___ Extract provided
What will we not be covering in this lesson?

Key Points

  • Intro to AI for GLAM is for staff working in the GLAM (Galleries, Libraries, Archives, and Museums) sector.

  • The lesson is a high-level conceptual introduction to AI and machine learning that will empower GLAM staff to apply those technologies within their own institutions and collections.

  • This lesson will not cover coding, statistics or maths.

Artificial Intelligence (AI) and Machine Learning (ML) in a nutshell


Teaching: 0 min
Exercises: 0 min
  • What is a brief history of the field of (AI) and Machine Learning (ML)?

  • What do we mean by Artificial Intelligence and Machine Learning? How are they defined?

  • Understand Machine Learning as a subfield of AI and name two others

  • Name four types and machine learning and describe the difference between supervised and unsupervised learning

  • Describe the difference between a model of data, and a model trained on data

Artificial Intelligence and Machine Learning

The field of Artificial Intelligence has been around since the 1950s (Dartmouth Conference, 1956). It is a broad topic which encompasses a number of sub-fields including but not limited to: Logic, Probability, Knowledge Representation, and Machine Learning.

This figure shows how a system based on Artificial Intelligence might function:

AI process

The system accepts an input, performs some inference about what the input represents, performs some reasoning about the inferences made based on prior knowledge, and finally decides on an action.

From logic to learning

The history of Logic stretches all the way back to The Organon of Aristotle (Organon) and was formalised as a mathematical discipline by George Boole in the 19th century (hence the name Boolean Logic). With logic we can write rules to reason about data or make decisions.
______
(The tasks):
**1)** From the lesson excerpt on AI for GLAM staff, extract the passage from "Artificial Intelligence (AI)" to "Machine Learning (ML)?".
**2)** In the lesson excerpt on AI for GLAM staff, who formalized logic as a mathematical discipline?
___ Provided information
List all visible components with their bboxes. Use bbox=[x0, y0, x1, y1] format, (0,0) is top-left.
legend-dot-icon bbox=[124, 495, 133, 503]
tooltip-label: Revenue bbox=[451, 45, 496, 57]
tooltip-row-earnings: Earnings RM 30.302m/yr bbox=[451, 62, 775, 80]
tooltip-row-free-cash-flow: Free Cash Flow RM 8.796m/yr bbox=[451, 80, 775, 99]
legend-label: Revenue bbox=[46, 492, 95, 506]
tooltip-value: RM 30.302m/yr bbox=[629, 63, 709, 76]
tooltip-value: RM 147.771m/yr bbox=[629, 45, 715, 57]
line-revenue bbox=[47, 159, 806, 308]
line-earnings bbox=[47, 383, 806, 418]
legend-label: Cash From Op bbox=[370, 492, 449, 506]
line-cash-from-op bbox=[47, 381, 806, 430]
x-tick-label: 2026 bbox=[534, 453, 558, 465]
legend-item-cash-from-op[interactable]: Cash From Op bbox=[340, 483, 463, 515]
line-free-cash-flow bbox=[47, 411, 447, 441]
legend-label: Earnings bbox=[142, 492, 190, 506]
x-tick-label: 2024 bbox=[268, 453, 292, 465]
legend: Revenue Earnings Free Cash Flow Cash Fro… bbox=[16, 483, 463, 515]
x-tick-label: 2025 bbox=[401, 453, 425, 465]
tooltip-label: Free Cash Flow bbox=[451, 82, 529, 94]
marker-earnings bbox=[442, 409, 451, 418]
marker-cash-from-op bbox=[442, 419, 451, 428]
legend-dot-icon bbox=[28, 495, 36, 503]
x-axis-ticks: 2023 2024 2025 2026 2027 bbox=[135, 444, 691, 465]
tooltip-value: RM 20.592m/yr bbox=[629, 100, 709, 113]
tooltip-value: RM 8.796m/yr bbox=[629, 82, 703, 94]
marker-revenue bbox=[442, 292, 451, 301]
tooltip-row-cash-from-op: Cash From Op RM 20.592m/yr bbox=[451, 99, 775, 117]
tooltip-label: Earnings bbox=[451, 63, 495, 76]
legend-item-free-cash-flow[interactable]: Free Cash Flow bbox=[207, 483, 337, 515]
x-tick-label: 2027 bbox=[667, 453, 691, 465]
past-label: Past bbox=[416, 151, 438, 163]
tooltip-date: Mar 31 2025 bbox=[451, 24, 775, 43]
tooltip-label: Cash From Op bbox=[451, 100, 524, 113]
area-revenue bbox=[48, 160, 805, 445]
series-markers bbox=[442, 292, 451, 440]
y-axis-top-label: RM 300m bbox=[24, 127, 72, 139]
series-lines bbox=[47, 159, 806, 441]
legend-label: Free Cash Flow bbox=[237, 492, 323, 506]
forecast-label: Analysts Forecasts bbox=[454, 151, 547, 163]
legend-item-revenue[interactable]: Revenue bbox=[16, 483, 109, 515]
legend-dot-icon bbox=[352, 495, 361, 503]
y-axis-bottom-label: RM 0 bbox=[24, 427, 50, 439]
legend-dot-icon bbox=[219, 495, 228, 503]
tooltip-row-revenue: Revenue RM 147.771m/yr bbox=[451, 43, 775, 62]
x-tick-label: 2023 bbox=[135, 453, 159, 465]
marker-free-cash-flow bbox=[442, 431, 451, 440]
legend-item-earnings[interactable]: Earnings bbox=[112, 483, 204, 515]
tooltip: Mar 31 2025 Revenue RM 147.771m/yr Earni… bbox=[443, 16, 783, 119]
______
(Answers provided):
**1)**
Artificial Intelligence (AI) and Machine Learning (ML) in a nutshell


Teaching: 0 min
Exercises: 0 min
  • What is a brief history of the field of (AI) and Machine Learning (ML)?

**2)** George Boole, in the 19th century.